Each entry below should be reproduced character for character.

§ §

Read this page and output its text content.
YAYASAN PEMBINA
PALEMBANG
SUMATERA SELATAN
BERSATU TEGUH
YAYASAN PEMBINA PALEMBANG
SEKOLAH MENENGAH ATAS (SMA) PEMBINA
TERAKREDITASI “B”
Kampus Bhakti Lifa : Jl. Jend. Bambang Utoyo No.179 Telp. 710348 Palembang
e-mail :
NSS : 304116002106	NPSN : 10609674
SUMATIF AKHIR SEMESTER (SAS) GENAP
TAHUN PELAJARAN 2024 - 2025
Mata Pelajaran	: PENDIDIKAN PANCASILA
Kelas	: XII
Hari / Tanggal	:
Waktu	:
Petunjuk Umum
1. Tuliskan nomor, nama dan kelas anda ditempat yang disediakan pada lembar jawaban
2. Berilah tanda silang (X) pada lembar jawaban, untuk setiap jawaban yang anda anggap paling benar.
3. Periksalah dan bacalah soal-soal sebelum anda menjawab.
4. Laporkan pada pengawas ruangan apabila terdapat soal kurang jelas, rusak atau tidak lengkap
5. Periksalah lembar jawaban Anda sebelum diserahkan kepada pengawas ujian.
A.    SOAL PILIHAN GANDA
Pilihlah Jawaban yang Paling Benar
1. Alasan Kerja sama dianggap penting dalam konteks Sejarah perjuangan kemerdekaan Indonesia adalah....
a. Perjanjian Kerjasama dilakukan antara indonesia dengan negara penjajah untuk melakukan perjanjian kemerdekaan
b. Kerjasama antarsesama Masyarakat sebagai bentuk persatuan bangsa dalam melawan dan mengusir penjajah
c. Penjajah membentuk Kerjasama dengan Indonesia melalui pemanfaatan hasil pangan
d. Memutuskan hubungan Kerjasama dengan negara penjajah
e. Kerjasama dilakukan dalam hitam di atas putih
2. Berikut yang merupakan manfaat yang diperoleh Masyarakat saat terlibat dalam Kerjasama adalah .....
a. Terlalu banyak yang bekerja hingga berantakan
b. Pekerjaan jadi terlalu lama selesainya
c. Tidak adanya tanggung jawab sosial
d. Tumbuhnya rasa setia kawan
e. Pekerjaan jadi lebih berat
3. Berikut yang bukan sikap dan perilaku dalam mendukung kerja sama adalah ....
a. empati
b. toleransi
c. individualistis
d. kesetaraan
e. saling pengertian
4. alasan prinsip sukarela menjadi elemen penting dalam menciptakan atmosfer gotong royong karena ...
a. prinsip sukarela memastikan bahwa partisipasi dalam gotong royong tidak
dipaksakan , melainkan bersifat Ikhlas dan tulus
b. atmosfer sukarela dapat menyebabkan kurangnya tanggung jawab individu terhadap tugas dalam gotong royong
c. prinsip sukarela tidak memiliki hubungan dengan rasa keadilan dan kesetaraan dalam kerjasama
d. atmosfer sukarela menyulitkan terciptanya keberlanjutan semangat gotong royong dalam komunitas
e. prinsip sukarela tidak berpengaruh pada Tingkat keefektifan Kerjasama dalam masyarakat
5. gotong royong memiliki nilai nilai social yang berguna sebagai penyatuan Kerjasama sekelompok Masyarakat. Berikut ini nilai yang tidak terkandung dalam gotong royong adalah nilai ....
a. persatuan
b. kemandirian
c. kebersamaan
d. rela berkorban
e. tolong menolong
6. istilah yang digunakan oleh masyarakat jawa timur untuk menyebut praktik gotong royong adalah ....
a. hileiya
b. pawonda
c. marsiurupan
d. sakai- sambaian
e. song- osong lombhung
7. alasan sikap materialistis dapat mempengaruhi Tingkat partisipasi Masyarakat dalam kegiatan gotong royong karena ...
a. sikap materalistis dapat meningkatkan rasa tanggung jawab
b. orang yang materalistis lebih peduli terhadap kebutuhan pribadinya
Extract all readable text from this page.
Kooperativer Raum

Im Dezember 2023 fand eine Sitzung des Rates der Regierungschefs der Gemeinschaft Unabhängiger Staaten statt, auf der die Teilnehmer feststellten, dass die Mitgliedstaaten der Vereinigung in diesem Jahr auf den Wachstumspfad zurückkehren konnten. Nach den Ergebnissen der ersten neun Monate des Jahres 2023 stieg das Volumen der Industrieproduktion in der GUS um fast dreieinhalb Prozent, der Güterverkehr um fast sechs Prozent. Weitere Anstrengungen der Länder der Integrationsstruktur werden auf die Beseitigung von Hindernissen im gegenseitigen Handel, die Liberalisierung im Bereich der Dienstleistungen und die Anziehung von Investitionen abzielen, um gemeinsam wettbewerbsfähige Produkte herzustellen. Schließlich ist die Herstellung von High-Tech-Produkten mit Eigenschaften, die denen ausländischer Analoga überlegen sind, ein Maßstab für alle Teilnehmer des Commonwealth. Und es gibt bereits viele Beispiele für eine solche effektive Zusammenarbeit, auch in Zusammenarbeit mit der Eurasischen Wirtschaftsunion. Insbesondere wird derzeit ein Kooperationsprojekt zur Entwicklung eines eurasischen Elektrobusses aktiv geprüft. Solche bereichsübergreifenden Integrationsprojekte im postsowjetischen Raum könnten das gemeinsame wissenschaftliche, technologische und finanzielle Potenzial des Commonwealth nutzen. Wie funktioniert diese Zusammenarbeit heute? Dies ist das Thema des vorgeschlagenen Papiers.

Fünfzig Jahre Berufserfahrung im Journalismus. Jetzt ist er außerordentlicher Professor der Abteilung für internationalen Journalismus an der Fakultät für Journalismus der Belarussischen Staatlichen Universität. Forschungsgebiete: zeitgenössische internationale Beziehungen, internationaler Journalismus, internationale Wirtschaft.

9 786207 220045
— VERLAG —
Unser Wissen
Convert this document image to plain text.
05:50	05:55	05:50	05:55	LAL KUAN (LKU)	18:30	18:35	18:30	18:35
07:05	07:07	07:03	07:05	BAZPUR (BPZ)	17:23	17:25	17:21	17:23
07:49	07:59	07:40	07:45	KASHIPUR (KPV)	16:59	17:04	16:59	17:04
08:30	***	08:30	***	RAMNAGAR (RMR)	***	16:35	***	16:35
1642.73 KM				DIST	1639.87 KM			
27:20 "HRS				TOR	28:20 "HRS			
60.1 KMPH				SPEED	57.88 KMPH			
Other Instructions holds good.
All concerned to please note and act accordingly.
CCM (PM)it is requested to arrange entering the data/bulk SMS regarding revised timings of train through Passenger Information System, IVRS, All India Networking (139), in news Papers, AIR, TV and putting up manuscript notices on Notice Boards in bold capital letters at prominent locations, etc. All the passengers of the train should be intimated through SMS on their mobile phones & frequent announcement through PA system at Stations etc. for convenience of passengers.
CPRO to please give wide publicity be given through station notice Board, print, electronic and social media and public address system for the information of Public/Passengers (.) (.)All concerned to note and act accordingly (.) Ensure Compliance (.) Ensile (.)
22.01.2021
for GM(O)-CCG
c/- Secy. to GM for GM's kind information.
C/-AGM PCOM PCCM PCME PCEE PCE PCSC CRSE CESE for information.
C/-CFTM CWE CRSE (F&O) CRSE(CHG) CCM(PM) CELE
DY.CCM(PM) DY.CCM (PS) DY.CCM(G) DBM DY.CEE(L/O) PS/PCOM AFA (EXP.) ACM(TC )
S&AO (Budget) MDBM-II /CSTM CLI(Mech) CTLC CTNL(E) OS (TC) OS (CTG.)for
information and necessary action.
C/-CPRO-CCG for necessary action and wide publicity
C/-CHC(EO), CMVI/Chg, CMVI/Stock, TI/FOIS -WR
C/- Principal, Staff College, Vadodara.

§ §

__SOLUTION TO THIS TASK__.
Read this page and output its text content.
YAYASAN PEMBINA
PALEMBANG
SUMATERA SELATAN
BERSATU TEGUH
YAYASAN PEMBINA PALEMBANG
SEKOLAH MENENGAH ATAS (SMA) PEMBINA
TERAKREDITASI “B”
Kampus Bhakti Lifa : Jl. Jend. Bambang Utoyo No.179 Telp. 710348 Palembang
e-mail :
NSS : 304116002106	NPSN : 10609674
SUMATIF AKHIR SEMESTER (SAS) GENAP
TAHUN PELAJARAN 2024 - 2025
Mata Pelajaran	: PENDIDIKAN PANCASILA
Kelas	: XII
Hari / Tanggal	:
Waktu	:
Petunjuk Umum
1. Tuliskan nomor, nama dan kelas anda ditempat yang disediakan pada lembar jawaban
2. Berilah tanda silang (X) pada lembar jawaban, untuk setiap jawaban yang anda anggap paling benar.
3. Periksalah dan bacalah soal-soal sebelum anda menjawab.
4. Laporkan pada pengawas ruangan apabila terdapat soal kurang jelas, rusak atau tidak lengkap
5. Periksalah lembar jawaban Anda sebelum diserahkan kepada pengawas ujian.
A.    SOAL PILIHAN GANDA
Pilihlah Jawaban yang Paling Benar
1. Alasan Kerja sama dianggap penting dalam konteks Sejarah perjuangan kemerdekaan Indonesia adalah....
a. Perjanjian Kerjasama dilakukan antara indonesia dengan negara penjajah untuk melakukan perjanjian kemerdekaan
b. Kerjasama antarsesama Masyarakat sebagai bentuk persatuan bangsa dalam melawan dan mengusir penjajah
c. Penjajah membentuk Kerjasama dengan Indonesia melalui pemanfaatan hasil pangan
d. Memutuskan hubungan Kerjasama dengan negara penjajah
e. Kerjasama dilakukan dalam hitam di atas putih
2. Berikut yang merupakan manfaat yang diperoleh Masyarakat saat terlibat dalam Kerjasama adalah .....
a. Terlalu banyak yang bekerja hingga berantakan
b. Pekerjaan jadi terlalu lama selesainya
c. Tidak adanya tanggung jawab sosial
d. Tumbuhnya rasa setia kawan
e. Pekerjaan jadi lebih berat
3. Berikut yang bukan sikap dan perilaku dalam mendukung kerja sama adalah ....
a. empati
b. toleransi
c. individualistis
d. kesetaraan
e. saling pengertian
4. alasan prinsip sukarela menjadi elemen penting dalam menciptakan atmosfer gotong royong karena ...
a. prinsip sukarela memastikan bahwa partisipasi dalam gotong royong tidak
dipaksakan , melainkan bersifat Ikhlas dan tulus
b. atmosfer sukarela dapat menyebabkan kurangnya tanggung jawab individu terhadap tugas dalam gotong royong
c. prinsip sukarela tidak memiliki hubungan dengan rasa keadilan dan kesetaraan dalam kerjasama
d. atmosfer sukarela menyulitkan terciptanya keberlanjutan semangat gotong royong dalam komunitas
e. prinsip sukarela tidak berpengaruh pada Tingkat keefektifan Kerjasama dalam masyarakat
5. gotong royong memiliki nilai nilai social yang berguna sebagai penyatuan Kerjasama sekelompok Masyarakat. Berikut ini nilai yang tidak terkandung dalam gotong royong adalah nilai ....
a. persatuan
b. kemandirian
c. kebersamaan
d. rela berkorban
e. tolong menolong
6. istilah yang digunakan oleh masyarakat jawa timur untuk menyebut praktik gotong royong adalah ....
a. hileiya
b. pawonda
c. marsiurupan
d. sakai- sambaian
e. song- osong lombhung
7. alasan sikap materialistis dapat mempengaruhi Tingkat partisipasi Masyarakat dalam kegiatan gotong royong karena ...
a. sikap materalistis dapat meningkatkan rasa tanggung jawab
b. orang yang materalistis lebih peduli terhadap kebutuhan pribadinya
Extract all readable text from this page.
Kooperativer Raum

Im Dezember 2023 fand eine Sitzung des Rates der Regierungschefs der Gemeinschaft Unabhängiger Staaten statt, auf der die Teilnehmer feststellten, dass die Mitgliedstaaten der Vereinigung in diesem Jahr auf den Wachstumspfad zurückkehren konnten. Nach den Ergebnissen der ersten neun Monate des Jahres 2023 stieg das Volumen der Industrieproduktion in der GUS um fast dreieinhalb Prozent, der Güterverkehr um fast sechs Prozent. Weitere Anstrengungen der Länder der Integrationsstruktur werden auf die Beseitigung von Hindernissen im gegenseitigen Handel, die Liberalisierung im Bereich der Dienstleistungen und die Anziehung von Investitionen abzielen, um gemeinsam wettbewerbsfähige Produkte herzustellen. Schließlich ist die Herstellung von High-Tech-Produkten mit Eigenschaften, die denen ausländischer Analoga überlegen sind, ein Maßstab für alle Teilnehmer des Commonwealth. Und es gibt bereits viele Beispiele für eine solche effektive Zusammenarbeit, auch in Zusammenarbeit mit der Eurasischen Wirtschaftsunion. Insbesondere wird derzeit ein Kooperationsprojekt zur Entwicklung eines eurasischen Elektrobusses aktiv geprüft. Solche bereichsübergreifenden Integrationsprojekte im postsowjetischen Raum könnten das gemeinsame wissenschaftliche, technologische und finanzielle Potenzial des Commonwealth nutzen. Wie funktioniert diese Zusammenarbeit heute? Dies ist das Thema des vorgeschlagenen Papiers.

Fünfzig Jahre Berufserfahrung im Journalismus. Jetzt ist er außerordentlicher Professor der Abteilung für internationalen Journalismus an der Fakultät für Journalismus der Belarussischen Staatlichen Universität. Forschungsgebiete: zeitgenössische internationale Beziehungen, internationaler Journalismus, internationale Wirtschaft.

9 786207 220045
— VERLAG —
Unser Wissen
Convert this document image to plain text.
05:50	05:55	05:50	05:55	LAL KUAN (LKU)	18:30	18:35	18:30	18:35
07:05	07:07	07:03	07:05	BAZPUR (BPZ)	17:23	17:25	17:21	17:23
07:49	07:59	07:40	07:45	KASHIPUR (KPV)	16:59	17:04	16:59	17:04
08:30	***	08:30	***	RAMNAGAR (RMR)	***	16:35	***	16:35
1642.73 KM				DIST	1639.87 KM			
27:20 "HRS				TOR	28:20 "HRS			
60.1 KMPH				SPEED	57.88 KMPH			
Other Instructions holds good.
All concerned to please note and act accordingly.
CCM (PM)it is requested to arrange entering the data/bulk SMS regarding revised timings of train through Passenger Information System, IVRS, All India Networking (139), in news Papers, AIR, TV and putting up manuscript notices on Notice Boards in bold capital letters at prominent locations, etc. All the passengers of the train should be intimated through SMS on their mobile phones & frequent announcement through PA system at Stations etc. for convenience of passengers.
CPRO to please give wide publicity be given through station notice Board, print, electronic and social media and public address system for the information of Public/Passengers (.) (.)All concerned to note and act accordingly (.) Ensure Compliance (.) Ensile (.)
22.01.2021
for GM(O)-CCG
c/- Secy. to GM for GM's kind information.
C/-AGM PCOM PCCM PCME PCEE PCE PCSC CRSE CESE for information.
C/-CFTM CWE CRSE (F&O) CRSE(CHG) CCM(PM) CELE
DY.CCM(PM) DY.CCM (PS) DY.CCM(G) DBM DY.CEE(L/O) PS/PCOM AFA (EXP.) ACM(TC )
S&AO (Budget) MDBM-II /CSTM CLI(Mech) CTLC CTNL(E) OS (TC) OS (CTG.)for
information and necessary action.
C/-CPRO-CCG for necessary action and wide publicity
C/-CHC(EO), CMVI/Chg, CMVI/Stock, TI/FOIS -WR
C/- Principal, Staff College, Vadodara.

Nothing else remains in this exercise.